*Dostarczony materiał:*

========

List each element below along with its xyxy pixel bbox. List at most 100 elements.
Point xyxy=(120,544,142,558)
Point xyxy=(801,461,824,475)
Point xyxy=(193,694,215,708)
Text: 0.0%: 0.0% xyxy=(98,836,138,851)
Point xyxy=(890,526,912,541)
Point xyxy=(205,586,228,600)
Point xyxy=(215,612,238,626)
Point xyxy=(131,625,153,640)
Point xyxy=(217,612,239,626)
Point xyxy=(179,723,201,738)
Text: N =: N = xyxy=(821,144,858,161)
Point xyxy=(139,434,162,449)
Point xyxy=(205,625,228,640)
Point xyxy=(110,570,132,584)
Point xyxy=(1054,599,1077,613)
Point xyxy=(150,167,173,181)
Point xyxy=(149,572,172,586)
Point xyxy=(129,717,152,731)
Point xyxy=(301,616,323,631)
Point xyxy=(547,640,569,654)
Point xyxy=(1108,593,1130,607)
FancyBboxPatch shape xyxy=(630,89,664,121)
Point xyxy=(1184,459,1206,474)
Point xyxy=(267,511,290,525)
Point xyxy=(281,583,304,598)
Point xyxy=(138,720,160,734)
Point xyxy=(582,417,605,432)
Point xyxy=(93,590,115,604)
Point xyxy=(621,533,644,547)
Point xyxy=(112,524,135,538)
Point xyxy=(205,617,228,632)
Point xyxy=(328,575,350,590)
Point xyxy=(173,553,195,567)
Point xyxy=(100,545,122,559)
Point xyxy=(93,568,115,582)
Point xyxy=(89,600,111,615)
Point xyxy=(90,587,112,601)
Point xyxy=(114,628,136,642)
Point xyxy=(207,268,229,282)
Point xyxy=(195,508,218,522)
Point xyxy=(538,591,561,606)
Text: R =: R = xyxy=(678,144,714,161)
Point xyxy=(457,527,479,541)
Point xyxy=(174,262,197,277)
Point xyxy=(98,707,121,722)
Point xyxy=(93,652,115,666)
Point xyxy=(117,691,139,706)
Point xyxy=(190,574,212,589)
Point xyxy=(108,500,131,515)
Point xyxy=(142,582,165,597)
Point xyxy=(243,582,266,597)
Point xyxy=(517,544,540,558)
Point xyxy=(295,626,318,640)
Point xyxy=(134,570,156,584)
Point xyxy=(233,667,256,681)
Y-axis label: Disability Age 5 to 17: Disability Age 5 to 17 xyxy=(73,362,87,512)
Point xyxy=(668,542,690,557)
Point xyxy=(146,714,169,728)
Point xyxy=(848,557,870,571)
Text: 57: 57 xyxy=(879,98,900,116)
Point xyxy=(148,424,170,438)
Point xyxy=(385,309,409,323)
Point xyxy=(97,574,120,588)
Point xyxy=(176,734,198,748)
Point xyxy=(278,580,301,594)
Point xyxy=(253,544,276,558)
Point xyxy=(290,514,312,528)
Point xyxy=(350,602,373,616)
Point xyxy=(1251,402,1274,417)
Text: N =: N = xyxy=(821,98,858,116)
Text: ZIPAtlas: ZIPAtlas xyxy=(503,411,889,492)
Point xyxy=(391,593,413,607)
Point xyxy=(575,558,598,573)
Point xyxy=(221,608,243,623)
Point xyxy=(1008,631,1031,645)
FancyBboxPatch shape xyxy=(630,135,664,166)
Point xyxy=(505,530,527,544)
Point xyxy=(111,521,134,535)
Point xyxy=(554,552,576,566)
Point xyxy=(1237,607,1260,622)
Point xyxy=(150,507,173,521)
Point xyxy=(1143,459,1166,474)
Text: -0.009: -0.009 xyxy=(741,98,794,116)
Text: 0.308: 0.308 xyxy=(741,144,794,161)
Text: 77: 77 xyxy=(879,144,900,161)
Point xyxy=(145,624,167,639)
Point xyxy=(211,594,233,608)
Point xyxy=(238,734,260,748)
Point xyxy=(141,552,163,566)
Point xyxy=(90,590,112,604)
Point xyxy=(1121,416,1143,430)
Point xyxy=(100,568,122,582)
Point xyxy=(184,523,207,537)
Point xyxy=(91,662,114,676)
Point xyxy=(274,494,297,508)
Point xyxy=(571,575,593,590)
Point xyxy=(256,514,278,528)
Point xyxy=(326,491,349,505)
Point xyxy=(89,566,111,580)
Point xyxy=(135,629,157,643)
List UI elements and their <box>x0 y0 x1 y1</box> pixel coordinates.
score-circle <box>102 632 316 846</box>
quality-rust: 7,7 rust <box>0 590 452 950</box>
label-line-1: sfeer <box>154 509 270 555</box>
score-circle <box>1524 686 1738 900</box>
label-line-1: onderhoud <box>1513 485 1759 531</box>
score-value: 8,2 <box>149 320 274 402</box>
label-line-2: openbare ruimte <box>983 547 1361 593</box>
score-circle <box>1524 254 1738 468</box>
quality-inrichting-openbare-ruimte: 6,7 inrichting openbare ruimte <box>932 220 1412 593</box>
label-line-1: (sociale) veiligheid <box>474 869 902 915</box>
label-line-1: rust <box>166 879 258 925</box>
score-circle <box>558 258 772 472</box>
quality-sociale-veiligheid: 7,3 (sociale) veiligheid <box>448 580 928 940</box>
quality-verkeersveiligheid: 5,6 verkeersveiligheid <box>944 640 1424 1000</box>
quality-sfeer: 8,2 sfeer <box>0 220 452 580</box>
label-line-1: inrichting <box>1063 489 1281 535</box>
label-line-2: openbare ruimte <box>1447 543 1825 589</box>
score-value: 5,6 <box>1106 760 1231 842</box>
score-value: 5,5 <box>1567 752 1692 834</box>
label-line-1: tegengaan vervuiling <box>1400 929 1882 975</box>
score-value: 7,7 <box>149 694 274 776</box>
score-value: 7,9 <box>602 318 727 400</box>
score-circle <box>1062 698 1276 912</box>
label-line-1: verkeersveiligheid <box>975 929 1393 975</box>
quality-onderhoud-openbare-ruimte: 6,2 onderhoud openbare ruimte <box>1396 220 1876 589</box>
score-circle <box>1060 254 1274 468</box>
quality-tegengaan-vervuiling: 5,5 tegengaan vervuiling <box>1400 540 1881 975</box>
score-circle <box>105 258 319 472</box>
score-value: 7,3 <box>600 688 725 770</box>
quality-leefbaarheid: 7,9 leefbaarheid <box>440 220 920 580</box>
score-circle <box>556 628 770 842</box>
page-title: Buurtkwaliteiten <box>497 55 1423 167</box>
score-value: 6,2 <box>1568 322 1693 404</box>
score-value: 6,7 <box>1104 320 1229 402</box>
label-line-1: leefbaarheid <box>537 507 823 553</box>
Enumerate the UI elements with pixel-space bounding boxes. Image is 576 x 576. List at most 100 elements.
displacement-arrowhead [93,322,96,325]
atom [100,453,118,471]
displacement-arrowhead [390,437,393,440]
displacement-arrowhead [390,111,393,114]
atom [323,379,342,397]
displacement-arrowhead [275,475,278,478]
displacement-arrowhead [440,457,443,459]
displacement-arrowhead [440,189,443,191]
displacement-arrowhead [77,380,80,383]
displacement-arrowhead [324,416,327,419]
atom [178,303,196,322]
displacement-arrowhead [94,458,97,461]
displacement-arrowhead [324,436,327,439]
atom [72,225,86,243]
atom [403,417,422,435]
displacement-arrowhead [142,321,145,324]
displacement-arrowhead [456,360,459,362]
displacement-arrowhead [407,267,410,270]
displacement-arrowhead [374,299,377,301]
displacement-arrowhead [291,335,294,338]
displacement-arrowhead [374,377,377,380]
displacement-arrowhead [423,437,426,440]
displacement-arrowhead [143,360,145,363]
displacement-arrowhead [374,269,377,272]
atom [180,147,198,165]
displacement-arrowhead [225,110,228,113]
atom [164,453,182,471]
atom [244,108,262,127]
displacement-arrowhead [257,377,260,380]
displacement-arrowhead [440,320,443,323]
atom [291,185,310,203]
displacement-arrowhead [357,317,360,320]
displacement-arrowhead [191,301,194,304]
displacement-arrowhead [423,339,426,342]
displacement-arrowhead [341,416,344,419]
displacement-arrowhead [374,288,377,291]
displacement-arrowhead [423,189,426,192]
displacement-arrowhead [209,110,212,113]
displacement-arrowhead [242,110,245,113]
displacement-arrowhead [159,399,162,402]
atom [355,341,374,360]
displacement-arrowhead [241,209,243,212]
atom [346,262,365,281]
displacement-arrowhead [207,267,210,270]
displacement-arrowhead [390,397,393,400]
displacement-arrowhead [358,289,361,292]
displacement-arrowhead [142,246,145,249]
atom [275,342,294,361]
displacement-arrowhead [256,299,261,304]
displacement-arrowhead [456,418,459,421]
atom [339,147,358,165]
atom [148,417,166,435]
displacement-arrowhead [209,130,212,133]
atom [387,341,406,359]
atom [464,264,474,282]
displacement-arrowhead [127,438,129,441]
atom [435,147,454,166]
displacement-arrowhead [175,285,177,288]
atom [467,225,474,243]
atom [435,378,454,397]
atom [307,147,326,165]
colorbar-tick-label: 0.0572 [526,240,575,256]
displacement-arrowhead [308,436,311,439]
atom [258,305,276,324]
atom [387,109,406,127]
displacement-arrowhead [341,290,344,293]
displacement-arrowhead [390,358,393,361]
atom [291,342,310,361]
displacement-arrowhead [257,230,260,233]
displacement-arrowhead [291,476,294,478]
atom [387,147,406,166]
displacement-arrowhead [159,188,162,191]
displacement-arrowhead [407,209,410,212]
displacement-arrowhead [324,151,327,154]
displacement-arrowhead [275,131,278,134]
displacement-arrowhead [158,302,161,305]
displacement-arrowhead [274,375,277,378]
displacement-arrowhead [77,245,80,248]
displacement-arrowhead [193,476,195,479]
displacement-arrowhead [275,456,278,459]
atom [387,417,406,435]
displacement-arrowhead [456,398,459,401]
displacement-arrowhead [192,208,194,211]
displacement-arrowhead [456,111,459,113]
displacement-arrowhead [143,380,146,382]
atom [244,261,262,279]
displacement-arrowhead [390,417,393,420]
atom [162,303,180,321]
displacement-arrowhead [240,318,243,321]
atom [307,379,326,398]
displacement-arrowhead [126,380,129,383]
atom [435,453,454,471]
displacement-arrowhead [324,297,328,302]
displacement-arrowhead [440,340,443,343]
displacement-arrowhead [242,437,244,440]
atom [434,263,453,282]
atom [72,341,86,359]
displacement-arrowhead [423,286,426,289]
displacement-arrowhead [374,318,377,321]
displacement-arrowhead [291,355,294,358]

========

*Polecenie:*
Ujmij w listę numerowaną wiersze materiału od samego początku aż do wiersza z „Point xyxy=(90,587,112,601)” włącznie. Puste wiersze pomiń.

*Oczekiwana odpowiedź:*
1. List each element below along with its xyxy pixel bbox. List at most 100 elements.
2. Point xyxy=(120,544,142,558)
3. Point xyxy=(801,461,824,475)
4. Point xyxy=(193,694,215,708)
5. Text: 0.0%: 0.0% xyxy=(98,836,138,851)
6. Point xyxy=(890,526,912,541)
7. Point xyxy=(205,586,228,600)
8. Point xyxy=(215,612,238,626)
9. Point xyxy=(131,625,153,640)
10. Point xyxy=(217,612,239,626)
11. Point xyxy=(179,723,201,738)
12. Text: N =: N = xyxy=(821,144,858,161)
13. Point xyxy=(139,434,162,449)
14. Point xyxy=(205,625,228,640)
15. Point xyxy=(110,570,132,584)
16. Point xyxy=(1054,599,1077,613)
17. Point xyxy=(150,167,173,181)
18. Point xyxy=(149,572,172,586)
19. Point xyxy=(129,717,152,731)
20. Point xyxy=(301,616,323,631)
21. Point xyxy=(547,640,569,654)
22. Point xyxy=(1108,593,1130,607)
23. FancyBboxPatch shape xyxy=(630,89,664,121)
24. Point xyxy=(1184,459,1206,474)
25. Point xyxy=(267,511,290,525)
26. Point xyxy=(281,583,304,598)
27. Point xyxy=(138,720,160,734)
28. Point xyxy=(582,417,605,432)
29. Point xyxy=(93,590,115,604)
30. Point xyxy=(621,533,644,547)
31. Point xyxy=(112,524,135,538)
32. Point xyxy=(205,617,228,632)
33. Point xyxy=(328,575,350,590)
34. Point xyxy=(173,553,195,567)
35. Point xyxy=(100,545,122,559)
36. Point xyxy=(93,568,115,582)
37. Point xyxy=(89,600,111,615)
38. Point xyxy=(90,587,112,601)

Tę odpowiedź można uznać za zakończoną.